§ Problem details: Exactly as given, transcribe each entry that follows.

Start of Supplied data

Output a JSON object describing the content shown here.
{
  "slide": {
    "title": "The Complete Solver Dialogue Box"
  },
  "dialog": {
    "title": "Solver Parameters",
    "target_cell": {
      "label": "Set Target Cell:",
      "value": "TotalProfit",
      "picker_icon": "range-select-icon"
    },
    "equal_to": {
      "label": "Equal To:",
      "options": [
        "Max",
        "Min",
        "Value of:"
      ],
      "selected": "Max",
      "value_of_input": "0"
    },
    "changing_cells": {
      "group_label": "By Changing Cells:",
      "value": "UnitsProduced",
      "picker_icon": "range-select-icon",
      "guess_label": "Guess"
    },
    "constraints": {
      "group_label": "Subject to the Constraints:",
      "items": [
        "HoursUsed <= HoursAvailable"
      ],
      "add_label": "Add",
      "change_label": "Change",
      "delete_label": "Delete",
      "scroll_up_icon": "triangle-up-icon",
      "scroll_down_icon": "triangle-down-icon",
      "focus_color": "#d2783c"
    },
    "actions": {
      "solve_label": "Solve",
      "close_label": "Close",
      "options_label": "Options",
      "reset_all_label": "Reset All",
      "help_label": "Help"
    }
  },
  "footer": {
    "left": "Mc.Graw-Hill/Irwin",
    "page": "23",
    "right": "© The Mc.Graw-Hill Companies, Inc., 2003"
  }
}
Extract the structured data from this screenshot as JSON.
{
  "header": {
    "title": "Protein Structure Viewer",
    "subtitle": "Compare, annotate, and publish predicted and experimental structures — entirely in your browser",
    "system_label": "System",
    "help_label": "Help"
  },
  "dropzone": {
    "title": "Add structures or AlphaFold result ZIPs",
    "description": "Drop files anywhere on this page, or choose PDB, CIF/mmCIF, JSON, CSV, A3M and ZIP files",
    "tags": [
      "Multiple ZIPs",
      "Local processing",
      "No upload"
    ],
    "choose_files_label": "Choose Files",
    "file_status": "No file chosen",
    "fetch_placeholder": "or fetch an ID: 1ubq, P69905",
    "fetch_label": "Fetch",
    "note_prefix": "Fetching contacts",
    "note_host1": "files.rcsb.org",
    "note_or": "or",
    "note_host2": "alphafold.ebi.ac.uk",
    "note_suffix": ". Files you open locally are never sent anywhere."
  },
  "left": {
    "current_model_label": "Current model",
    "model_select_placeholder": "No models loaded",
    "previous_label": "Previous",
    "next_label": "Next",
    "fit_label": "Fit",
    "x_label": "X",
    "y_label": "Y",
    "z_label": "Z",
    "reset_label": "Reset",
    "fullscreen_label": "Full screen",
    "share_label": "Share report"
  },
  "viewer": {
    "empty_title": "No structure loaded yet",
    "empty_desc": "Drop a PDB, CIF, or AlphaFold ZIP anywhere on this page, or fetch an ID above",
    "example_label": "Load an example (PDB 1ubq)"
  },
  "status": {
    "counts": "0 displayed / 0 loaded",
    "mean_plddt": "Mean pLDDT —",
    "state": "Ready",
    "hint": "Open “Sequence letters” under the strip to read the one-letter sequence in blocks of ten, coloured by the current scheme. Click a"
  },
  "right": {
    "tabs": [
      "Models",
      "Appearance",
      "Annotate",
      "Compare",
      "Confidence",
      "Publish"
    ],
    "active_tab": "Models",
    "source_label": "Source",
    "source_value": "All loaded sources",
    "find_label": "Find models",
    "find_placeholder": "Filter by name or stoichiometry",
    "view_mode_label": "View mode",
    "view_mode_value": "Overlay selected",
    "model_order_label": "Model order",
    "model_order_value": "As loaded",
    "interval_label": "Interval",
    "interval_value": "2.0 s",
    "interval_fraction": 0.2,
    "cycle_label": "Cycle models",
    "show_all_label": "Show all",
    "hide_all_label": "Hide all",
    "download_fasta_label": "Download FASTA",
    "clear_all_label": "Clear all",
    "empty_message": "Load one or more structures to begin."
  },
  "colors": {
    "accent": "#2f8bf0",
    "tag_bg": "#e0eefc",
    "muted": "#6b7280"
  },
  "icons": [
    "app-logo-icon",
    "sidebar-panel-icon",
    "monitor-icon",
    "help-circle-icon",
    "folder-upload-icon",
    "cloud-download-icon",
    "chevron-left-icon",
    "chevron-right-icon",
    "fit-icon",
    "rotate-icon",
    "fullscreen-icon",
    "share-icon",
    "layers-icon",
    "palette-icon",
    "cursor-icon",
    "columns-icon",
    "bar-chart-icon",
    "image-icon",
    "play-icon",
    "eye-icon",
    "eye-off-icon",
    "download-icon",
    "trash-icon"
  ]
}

End of Supplied data

§ Solution to the problem:
Output a JSON object describing the content shown here.
{
  "slide": {
    "title": "The Complete Solver Dialogue Box"
  },
  "dialog": {
    "title": "Solver Parameters",
    "target_cell": {
      "label": "Set Target Cell:",
      "value": "TotalProfit",
      "picker_icon": "range-select-icon"
    },
    "equal_to": {
      "label": "Equal To:",
      "options": [
        "Max",
        "Min",
        "Value of:"
      ],
      "selected": "Max",
      "value_of_input": "0"
    },
    "changing_cells": {
      "group_label": "By Changing Cells:",
      "value": "UnitsProduced",
      "picker_icon": "range-select-icon",
      "guess_label": "Guess"
    },
    "constraints": {
      "group_label": "Subject to the Constraints:",
      "items": [
        "HoursUsed <= HoursAvailable"
      ],
      "add_label": "Add",
      "change_label": "Change",
      "delete_label": "Delete",
      "scroll_up_icon": "triangle-up-icon",
      "scroll_down_icon": "triangle-down-icon",
      "focus_color": "#d2783c"
    },
    "actions": {
      "solve_label": "Solve",
      "close_label": "Close",
      "options_label": "Options",
      "reset_all_label": "Reset All",
      "help_label": "Help"
    }
  },
  "footer": {
    "left": "Mc.Graw-Hill/Irwin",
    "page": "23",
    "right": "© The Mc.Graw-Hill Companies, Inc., 2003"
  }
}
Extract the structured data from this screenshot as JSON.
{
  "header": {
    "title": "Protein Structure Viewer",
    "subtitle": "Compare, annotate, and publish predicted and experimental structures — entirely in your browser",
    "system_label": "System",
    "help_label": "Help"
  },
  "dropzone": {
    "title": "Add structures or AlphaFold result ZIPs",
    "description": "Drop files anywhere on this page, or choose PDB, CIF/mmCIF, JSON, CSV, A3M and ZIP files",
    "tags": [
      "Multiple ZIPs",
      "Local processing",
      "No upload"
    ],
    "choose_files_label": "Choose Files",
    "file_status": "No file chosen",
    "fetch_placeholder": "or fetch an ID: 1ubq, P69905",
    "fetch_label": "Fetch",
    "note_prefix": "Fetching contacts",
    "note_host1": "files.rcsb.org",
    "note_or": "or",
    "note_host2": "alphafold.ebi.ac.uk",
    "note_suffix": ". Files you open locally are never sent anywhere."
  },
  "left": {
    "current_model_label": "Current model",
    "model_select_placeholder": "No models loaded",
    "previous_label": "Previous",
    "next_label": "Next",
    "fit_label": "Fit",
    "x_label": "X",
    "y_label": "Y",
    "z_label": "Z",
    "reset_label": "Reset",
    "fullscreen_label": "Full screen",
    "share_label": "Share report"
  },
  "viewer": {
    "empty_title": "No structure loaded yet",
    "empty_desc": "Drop a PDB, CIF, or AlphaFold ZIP anywhere on this page, or fetch an ID above",
    "example_label": "Load an example (PDB 1ubq)"
  },
  "status": {
    "counts": "0 displayed / 0 loaded",
    "mean_plddt": "Mean pLDDT —",
    "state": "Ready",
    "hint": "Open “Sequence letters” under the strip to read the one-letter sequence in blocks of ten, coloured by the current scheme. Click a"
  },
  "right": {
    "tabs": [
      "Models",
      "Appearance",
      "Annotate",
      "Compare",
      "Confidence",
      "Publish"
    ],
    "active_tab": "Models",
    "source_label": "Source",
    "source_value": "All loaded sources",
    "find_label": "Find models",
    "find_placeholder": "Filter by name or stoichiometry",
    "view_mode_label": "View mode",
    "view_mode_value": "Overlay selected",
    "model_order_label": "Model order",
    "model_order_value": "As loaded",
    "interval_label": "Interval",
    "interval_value": "2.0 s",
    "interval_fraction": 0.2,
    "cycle_label": "Cycle models",
    "show_all_label": "Show all",
    "hide_all_label": "Hide all",
    "download_fasta_label": "Download FASTA",
    "clear_all_label": "Clear all",
    "empty_message": "Load one or more structures to begin."
  },
  "colors": {
    "accent": "#2f8bf0",
    "tag_bg": "#e0eefc",
    "muted": "#6b7280"
  },
  "icons": [
    "app-logo-icon",
    "sidebar-panel-icon",
    "monitor-icon",
    "help-circle-icon",
    "folder-upload-icon",
    "cloud-download-icon",
    "chevron-left-icon",
    "chevron-right-icon",
    "fit-icon",
    "rotate-icon",
    "fullscreen-icon",
    "share-icon",
    "layers-icon",
    "palette-icon",
    "cursor-icon",
    "columns-icon",
    "bar-chart-icon",
    "image-icon",
    "play-icon",
    "eye-icon",
    "eye-off-icon",
    "download-icon",
    "trash-icon"
  ]
}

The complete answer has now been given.